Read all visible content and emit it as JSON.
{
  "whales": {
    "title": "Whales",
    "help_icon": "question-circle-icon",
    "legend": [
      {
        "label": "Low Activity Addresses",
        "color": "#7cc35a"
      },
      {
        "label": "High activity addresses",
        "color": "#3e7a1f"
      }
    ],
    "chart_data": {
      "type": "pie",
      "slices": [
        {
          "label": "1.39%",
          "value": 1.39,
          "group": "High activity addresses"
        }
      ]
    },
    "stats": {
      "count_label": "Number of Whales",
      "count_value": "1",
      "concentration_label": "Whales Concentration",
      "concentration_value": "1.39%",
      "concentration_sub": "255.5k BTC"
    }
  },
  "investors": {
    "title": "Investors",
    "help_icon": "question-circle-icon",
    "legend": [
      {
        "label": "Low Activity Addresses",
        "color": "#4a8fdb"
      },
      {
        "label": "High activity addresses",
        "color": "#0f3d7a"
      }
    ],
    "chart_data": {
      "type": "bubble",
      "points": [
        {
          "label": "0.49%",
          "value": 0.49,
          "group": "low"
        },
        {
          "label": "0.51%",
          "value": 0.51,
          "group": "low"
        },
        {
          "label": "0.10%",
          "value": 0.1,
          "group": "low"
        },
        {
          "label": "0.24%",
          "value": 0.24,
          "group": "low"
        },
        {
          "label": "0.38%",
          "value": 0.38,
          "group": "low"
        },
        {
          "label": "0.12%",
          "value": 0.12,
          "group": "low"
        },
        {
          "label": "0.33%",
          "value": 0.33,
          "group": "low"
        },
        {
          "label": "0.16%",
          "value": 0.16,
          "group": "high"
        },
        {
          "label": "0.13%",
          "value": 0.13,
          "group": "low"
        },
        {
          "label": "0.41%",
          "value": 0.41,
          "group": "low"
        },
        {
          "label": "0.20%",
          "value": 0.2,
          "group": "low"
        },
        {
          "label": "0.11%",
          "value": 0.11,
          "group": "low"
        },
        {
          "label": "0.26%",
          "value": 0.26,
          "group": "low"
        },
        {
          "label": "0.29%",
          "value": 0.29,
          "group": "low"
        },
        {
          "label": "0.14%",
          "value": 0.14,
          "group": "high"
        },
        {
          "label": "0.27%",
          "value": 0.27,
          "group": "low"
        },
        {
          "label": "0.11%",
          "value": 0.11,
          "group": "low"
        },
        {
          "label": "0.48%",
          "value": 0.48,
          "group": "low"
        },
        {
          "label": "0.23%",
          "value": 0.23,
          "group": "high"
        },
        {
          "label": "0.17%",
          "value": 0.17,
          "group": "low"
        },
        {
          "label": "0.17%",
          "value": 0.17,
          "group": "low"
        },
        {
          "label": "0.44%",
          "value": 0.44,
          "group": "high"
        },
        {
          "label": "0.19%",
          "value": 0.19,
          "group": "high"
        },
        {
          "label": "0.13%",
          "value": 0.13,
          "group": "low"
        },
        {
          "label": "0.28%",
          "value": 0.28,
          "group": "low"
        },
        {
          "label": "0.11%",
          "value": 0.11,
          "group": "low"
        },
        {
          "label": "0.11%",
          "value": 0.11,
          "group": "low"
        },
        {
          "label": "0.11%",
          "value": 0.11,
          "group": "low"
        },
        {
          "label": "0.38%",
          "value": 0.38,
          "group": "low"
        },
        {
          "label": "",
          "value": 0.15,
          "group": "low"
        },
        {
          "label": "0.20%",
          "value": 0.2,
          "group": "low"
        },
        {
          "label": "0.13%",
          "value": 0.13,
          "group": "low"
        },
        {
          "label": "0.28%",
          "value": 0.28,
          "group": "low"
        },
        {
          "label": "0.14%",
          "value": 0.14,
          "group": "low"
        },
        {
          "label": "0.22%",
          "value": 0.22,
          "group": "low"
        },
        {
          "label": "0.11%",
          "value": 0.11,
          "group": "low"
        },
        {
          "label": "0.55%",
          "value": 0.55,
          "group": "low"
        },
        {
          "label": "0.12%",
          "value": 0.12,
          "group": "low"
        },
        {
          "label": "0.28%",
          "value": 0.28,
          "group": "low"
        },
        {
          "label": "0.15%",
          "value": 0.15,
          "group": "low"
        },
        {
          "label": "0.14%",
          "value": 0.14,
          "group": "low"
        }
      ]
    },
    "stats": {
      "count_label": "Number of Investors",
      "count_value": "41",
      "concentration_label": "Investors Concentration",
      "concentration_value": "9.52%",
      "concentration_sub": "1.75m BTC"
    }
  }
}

**Short problem**
The records above are to be copied in full, exactly as written.

**Result of the task**
Read all visible content and emit it as JSON.
{
  "whales": {
    "title": "Whales",
    "help_icon": "question-circle-icon",
    "legend": [
      {
        "label": "Low Activity Addresses",
        "color": "#7cc35a"
      },
      {
        "label": "High activity addresses",
        "color": "#3e7a1f"
      }
    ],
    "chart_data": {
      "type": "pie",
      "slices": [
        {
          "label": "1.39%",
          "value": 1.39,
          "group": "High activity addresses"
        }
      ]
    },
    "stats": {
      "count_label": "Number of Whales",
      "count_value": "1",
      "concentration_label": "Whales Concentration",
      "concentration_value": "1.39%",
      "concentration_sub": "255.5k BTC"
    }
  },
  "investors": {
    "title": "Investors",
    "help_icon": "question-circle-icon",
    "legend": [
      {
        "label": "Low Activity Addresses",
        "color": "#4a8fdb"
      },
      {
        "label": "High activity addresses",
        "color": "#0f3d7a"
      }
    ],
    "chart_data": {
      "type": "bubble",
      "points": [
        {
          "label": "0.49%",
          "value": 0.49,
          "group": "low"
        },
        {
          "label": "0.51%",
          "value": 0.51,
          "group": "low"
        },
        {
          "label": "0.10%",
          "value": 0.1,
          "group": "low"
        },
        {
          "label": "0.24%",
          "value": 0.24,
          "group": "low"
        },
        {
          "label": "0.38%",
          "value": 0.38,
          "group": "low"
        },
        {
          "label": "0.12%",
          "value": 0.12,
          "group": "low"
        },
        {
          "label": "0.33%",
          "value": 0.33,
          "group": "low"
        },
        {
          "label": "0.16%",
          "value": 0.16,
          "group": "high"
        },
        {
          "label": "0.13%",
          "value": 0.13,
          "group": "low"
        },
        {
          "label": "0.41%",
          "value": 0.41,
          "group": "low"
        },
        {
          "label": "0.20%",
          "value": 0.2,
          "group": "low"
        },
        {
          "label": "0.11%",
          "value": 0.11,
          "group": "low"
        },
        {
          "label": "0.26%",
          "value": 0.26,
          "group": "low"
        },
        {
          "label": "0.29%",
          "value": 0.29,
          "group": "low"
        },
        {
          "label": "0.14%",
          "value": 0.14,
          "group": "high"
        },
        {
          "label": "0.27%",
          "value": 0.27,
          "group": "low"
        },
        {
          "label": "0.11%",
          "value": 0.11,
          "group": "low"
        },
        {
          "label": "0.48%",
          "value": 0.48,
          "group": "low"
        },
        {
          "label": "0.23%",
          "value": 0.23,
          "group": "high"
        },
        {
          "label": "0.17%",
          "value": 0.17,
          "group": "low"
        },
        {
          "label": "0.17%",
          "value": 0.17,
          "group": "low"
        },
        {
          "label": "0.44%",
          "value": 0.44,
          "group": "high"
        },
        {
          "label": "0.19%",
          "value": 0.19,
          "group": "high"
        },
        {
          "label": "0.13%",
          "value": 0.13,
          "group": "low"
        },
        {
          "label": "0.28%",
          "value": 0.28,
          "group": "low"
        },
        {
          "label": "0.11%",
          "value": 0.11,
          "group": "low"
        },
        {
          "label": "0.11%",
          "value": 0.11,
          "group": "low"
        },
        {
          "label": "0.11%",
          "value": 0.11,
          "group": "low"
        },
        {
          "label": "0.38%",
          "value": 0.38,
          "group": "low"
        },
        {
          "label": "",
          "value": 0.15,
          "group": "low"
        },
        {
          "label": "0.20%",
          "value": 0.2,
          "group": "low"
        },
        {
          "label": "0.13%",
          "value": 0.13,
          "group": "low"
        },
        {
          "label": "0.28%",
          "value": 0.28,
          "group": "low"
        },
        {
          "label": "0.14%",
          "value": 0.14,
          "group": "low"
        },
        {
          "label": "0.22%",
          "value": 0.22,
          "group": "low"
        },
        {
          "label": "0.11%",
          "value": 0.11,
          "group": "low"
        },
        {
          "label": "0.55%",
          "value": 0.55,
          "group": "low"
        },
        {
          "label": "0.12%",
          "value": 0.12,
          "group": "low"
        },
        {
          "label": "0.28%",
          "value": 0.28,
          "group": "low"
        },
        {
          "label": "0.15%",
          "value": 0.15,
          "group": "low"
        },
        {
          "label": "0.14%",
          "value": 0.14,
          "group": "low"
        }
      ]
    },
    "stats": {
      "count_label": "Number of Investors",
      "count_value": "41",
      "concentration_label": "Investors Concentration",
      "concentration_value": "9.52%",
      "concentration_sub": "1.75m BTC"
    }
  }
}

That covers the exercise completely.